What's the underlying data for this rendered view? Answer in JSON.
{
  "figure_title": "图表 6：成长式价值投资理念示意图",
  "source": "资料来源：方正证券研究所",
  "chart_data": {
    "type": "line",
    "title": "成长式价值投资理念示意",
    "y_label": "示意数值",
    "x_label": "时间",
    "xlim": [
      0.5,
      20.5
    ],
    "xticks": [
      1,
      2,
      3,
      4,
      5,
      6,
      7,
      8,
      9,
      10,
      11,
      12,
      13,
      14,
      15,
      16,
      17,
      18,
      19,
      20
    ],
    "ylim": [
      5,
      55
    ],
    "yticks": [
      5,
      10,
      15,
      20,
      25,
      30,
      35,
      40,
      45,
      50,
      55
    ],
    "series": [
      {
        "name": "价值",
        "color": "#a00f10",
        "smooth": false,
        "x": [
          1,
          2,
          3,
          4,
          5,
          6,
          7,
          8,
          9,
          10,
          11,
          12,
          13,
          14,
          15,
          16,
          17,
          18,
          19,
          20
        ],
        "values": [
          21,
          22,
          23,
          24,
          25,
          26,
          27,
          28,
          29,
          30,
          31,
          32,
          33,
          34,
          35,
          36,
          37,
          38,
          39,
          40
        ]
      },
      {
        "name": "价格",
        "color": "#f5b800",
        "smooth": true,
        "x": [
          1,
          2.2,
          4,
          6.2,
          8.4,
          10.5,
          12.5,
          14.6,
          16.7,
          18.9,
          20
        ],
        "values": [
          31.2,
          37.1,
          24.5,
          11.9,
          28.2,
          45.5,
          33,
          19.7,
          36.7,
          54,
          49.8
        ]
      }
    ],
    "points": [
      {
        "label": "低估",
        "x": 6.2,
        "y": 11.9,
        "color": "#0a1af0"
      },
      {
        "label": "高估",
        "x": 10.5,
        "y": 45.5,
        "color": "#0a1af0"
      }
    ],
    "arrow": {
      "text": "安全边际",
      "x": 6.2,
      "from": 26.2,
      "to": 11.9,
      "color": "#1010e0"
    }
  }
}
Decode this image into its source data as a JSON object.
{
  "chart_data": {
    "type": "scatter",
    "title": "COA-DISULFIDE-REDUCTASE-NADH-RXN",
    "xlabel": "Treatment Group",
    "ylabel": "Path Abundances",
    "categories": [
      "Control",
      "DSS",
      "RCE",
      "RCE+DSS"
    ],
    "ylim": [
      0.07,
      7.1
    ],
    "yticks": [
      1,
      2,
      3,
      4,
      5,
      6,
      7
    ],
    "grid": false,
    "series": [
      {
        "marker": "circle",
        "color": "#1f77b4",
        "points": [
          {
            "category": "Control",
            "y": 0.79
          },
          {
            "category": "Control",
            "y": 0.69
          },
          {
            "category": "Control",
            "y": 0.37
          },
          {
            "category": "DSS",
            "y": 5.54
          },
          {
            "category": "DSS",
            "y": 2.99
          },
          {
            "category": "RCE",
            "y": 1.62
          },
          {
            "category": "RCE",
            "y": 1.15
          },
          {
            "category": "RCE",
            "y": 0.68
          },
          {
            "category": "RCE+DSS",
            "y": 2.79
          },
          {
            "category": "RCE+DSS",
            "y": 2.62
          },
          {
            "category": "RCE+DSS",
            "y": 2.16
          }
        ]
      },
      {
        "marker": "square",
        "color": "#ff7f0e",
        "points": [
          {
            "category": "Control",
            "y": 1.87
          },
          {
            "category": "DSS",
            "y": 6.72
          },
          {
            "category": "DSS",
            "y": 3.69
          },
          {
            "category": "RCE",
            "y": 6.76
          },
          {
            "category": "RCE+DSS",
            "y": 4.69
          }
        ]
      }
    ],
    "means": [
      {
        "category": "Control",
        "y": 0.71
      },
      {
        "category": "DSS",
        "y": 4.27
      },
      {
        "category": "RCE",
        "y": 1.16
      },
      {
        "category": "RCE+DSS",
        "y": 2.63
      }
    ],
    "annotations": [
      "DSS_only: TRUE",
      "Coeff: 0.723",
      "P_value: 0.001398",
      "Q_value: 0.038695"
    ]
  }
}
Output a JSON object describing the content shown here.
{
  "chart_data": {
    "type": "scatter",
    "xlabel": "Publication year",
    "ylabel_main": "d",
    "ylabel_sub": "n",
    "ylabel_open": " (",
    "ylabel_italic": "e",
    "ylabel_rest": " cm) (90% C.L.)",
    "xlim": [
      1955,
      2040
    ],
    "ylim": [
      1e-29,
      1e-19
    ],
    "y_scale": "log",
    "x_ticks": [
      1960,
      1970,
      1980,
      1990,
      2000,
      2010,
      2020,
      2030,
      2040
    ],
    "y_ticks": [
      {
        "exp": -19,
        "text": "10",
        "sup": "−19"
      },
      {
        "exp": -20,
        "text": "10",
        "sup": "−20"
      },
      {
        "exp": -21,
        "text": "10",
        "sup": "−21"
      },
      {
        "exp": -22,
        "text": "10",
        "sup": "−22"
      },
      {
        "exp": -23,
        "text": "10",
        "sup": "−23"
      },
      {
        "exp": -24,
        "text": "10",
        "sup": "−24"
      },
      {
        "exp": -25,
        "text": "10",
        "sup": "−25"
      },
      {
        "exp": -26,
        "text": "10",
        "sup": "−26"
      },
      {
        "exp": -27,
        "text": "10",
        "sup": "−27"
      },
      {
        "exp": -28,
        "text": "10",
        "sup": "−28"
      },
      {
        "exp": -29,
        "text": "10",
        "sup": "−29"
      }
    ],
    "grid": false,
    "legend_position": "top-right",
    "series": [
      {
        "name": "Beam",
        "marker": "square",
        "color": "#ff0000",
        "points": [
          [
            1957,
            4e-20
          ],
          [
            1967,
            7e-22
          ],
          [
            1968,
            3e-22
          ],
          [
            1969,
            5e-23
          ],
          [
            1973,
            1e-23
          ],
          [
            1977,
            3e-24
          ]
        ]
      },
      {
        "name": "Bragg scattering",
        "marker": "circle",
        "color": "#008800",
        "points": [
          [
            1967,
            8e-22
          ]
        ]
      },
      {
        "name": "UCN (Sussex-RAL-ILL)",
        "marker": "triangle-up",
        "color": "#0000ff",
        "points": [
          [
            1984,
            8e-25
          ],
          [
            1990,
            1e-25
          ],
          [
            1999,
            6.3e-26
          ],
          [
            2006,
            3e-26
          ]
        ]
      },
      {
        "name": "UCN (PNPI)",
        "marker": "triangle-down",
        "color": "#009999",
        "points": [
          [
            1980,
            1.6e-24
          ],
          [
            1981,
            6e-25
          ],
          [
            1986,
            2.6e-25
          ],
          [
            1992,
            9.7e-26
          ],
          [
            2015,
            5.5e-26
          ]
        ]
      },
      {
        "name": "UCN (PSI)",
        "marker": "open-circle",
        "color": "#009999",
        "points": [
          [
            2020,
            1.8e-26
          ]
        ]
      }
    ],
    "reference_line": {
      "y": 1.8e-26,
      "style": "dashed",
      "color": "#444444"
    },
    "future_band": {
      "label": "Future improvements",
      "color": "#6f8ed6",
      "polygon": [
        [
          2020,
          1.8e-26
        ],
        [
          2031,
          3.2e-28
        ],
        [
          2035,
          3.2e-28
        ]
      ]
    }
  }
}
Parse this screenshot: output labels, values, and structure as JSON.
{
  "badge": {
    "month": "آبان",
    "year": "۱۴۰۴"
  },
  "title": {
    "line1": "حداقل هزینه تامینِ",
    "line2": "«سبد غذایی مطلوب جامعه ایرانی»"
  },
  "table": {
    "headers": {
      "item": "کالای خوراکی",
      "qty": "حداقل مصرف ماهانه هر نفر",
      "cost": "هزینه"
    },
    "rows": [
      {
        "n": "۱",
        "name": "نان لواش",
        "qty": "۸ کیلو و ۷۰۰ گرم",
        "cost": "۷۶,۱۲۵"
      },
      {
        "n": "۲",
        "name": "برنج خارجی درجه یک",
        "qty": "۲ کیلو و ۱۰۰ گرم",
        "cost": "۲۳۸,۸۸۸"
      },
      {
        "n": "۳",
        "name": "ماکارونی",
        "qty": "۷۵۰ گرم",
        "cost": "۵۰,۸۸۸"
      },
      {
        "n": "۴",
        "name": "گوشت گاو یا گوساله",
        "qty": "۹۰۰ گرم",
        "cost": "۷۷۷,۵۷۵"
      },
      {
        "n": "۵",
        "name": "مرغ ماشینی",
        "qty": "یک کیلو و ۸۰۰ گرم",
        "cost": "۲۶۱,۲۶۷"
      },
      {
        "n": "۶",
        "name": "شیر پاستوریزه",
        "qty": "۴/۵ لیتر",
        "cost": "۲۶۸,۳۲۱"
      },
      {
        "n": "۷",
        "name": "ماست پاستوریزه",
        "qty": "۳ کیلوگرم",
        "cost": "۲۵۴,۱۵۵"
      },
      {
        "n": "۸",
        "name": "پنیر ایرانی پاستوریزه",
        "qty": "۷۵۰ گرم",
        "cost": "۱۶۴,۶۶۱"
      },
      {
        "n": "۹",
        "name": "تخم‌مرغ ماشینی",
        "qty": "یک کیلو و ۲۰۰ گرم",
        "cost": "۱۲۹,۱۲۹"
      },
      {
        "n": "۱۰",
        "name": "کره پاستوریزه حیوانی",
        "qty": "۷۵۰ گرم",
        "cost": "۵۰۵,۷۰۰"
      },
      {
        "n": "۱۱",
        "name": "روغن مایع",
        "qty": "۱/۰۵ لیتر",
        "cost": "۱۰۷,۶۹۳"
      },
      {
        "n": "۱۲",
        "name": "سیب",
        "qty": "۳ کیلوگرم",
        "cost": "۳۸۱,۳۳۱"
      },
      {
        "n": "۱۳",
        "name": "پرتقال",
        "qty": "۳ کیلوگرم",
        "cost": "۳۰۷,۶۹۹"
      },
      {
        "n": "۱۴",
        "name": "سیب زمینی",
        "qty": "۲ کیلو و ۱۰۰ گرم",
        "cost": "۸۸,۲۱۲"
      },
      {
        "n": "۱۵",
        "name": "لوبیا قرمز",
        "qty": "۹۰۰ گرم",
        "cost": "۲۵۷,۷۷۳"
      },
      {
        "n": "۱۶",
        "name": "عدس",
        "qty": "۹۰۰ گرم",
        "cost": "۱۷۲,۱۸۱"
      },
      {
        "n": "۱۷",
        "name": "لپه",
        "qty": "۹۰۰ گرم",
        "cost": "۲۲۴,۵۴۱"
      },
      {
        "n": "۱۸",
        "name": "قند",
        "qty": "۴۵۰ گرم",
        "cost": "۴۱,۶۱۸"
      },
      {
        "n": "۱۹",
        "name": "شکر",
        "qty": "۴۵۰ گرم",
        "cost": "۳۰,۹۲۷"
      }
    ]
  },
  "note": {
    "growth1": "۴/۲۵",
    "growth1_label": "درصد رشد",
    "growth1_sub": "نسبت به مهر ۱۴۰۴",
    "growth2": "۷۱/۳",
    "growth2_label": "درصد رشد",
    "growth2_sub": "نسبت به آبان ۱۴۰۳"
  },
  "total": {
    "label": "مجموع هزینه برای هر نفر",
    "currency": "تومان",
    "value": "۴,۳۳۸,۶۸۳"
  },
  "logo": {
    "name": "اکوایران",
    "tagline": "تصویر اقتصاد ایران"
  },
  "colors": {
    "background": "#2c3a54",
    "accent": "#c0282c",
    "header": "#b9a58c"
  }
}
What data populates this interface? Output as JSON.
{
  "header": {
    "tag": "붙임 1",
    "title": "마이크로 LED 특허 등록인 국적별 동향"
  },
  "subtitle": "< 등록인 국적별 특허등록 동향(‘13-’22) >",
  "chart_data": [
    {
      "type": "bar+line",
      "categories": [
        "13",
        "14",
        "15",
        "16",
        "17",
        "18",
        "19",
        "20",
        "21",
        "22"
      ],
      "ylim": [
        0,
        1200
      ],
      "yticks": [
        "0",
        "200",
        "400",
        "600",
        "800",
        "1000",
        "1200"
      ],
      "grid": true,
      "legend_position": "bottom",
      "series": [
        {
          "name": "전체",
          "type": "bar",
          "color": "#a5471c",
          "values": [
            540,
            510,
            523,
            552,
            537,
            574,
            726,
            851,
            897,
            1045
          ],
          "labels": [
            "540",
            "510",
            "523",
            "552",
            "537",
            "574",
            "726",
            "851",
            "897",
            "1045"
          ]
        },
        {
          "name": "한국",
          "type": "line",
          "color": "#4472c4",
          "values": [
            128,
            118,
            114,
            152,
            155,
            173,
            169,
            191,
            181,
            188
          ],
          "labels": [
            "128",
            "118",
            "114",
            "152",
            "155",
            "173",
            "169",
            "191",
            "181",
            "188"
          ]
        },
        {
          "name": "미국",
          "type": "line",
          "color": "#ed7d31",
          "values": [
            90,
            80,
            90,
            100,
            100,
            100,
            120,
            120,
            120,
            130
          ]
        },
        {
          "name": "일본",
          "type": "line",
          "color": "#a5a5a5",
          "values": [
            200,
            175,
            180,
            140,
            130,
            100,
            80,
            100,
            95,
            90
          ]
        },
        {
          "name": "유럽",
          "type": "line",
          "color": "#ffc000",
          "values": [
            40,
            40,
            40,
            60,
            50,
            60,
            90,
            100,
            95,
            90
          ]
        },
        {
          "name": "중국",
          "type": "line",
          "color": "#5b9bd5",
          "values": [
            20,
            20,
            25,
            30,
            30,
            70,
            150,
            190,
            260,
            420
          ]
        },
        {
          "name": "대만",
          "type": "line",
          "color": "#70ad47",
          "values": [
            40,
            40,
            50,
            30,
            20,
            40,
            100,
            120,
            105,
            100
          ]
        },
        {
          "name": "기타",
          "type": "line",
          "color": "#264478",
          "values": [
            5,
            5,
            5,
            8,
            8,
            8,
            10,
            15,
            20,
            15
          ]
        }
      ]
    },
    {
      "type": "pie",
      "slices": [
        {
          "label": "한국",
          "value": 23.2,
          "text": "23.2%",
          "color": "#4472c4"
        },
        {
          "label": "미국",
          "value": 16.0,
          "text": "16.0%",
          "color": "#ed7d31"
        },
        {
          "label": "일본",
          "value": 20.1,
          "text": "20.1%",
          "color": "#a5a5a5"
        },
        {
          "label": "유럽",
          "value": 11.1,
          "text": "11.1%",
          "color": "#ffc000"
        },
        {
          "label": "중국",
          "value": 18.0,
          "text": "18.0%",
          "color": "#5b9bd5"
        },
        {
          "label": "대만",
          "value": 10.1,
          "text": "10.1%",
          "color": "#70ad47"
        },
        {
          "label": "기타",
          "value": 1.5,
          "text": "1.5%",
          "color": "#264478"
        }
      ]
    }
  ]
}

= = =

*Given request*:
Pull out all lines from the entries above in which the word "object" appears.

*Solution below*:
Decode this image into its source data as a JSON object.
Output a JSON object describing the content shown here.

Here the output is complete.